[STATED GOAL] Each line of the material below that holds the word "text" needs to be copied.

==*==

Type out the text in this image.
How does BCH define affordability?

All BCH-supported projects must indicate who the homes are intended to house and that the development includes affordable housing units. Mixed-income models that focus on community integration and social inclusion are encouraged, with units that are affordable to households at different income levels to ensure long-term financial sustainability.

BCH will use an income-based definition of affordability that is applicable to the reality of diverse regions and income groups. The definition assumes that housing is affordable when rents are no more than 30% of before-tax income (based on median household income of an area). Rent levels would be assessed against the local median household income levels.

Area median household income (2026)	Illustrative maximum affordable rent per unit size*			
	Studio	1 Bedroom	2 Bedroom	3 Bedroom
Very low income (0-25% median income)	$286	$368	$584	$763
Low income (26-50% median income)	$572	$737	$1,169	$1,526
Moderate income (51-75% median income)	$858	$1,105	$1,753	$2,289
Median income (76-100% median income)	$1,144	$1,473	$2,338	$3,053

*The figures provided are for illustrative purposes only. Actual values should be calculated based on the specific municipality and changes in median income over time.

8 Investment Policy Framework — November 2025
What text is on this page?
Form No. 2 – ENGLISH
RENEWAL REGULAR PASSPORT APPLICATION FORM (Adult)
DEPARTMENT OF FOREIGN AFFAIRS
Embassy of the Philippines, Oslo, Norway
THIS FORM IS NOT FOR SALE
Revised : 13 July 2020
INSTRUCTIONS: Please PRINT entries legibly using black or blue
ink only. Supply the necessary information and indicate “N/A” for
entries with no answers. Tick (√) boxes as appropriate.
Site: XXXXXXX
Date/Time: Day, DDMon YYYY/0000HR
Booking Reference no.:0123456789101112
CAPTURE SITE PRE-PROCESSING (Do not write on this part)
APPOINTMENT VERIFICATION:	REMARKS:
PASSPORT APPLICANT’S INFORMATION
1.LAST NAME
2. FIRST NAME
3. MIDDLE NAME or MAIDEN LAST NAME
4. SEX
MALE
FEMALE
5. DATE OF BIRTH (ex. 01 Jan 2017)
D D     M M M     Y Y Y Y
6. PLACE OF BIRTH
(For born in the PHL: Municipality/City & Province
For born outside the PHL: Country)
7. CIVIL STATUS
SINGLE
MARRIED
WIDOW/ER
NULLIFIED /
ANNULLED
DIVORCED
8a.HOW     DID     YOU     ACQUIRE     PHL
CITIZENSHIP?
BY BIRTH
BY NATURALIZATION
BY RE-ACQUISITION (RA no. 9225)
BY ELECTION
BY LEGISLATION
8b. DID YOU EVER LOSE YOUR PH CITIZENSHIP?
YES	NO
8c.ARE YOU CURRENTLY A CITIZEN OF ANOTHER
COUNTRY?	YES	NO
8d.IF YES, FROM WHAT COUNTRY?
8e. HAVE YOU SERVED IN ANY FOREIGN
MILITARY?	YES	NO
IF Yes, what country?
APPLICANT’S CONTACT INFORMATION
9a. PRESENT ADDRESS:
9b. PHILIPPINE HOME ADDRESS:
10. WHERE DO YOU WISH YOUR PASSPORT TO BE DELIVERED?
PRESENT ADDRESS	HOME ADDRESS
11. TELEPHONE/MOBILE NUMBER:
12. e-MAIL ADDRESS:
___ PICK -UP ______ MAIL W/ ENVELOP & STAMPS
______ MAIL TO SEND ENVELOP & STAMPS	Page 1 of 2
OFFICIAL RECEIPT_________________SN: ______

==*==

[RESULT]
Type out the text in this image.
What text is on this page?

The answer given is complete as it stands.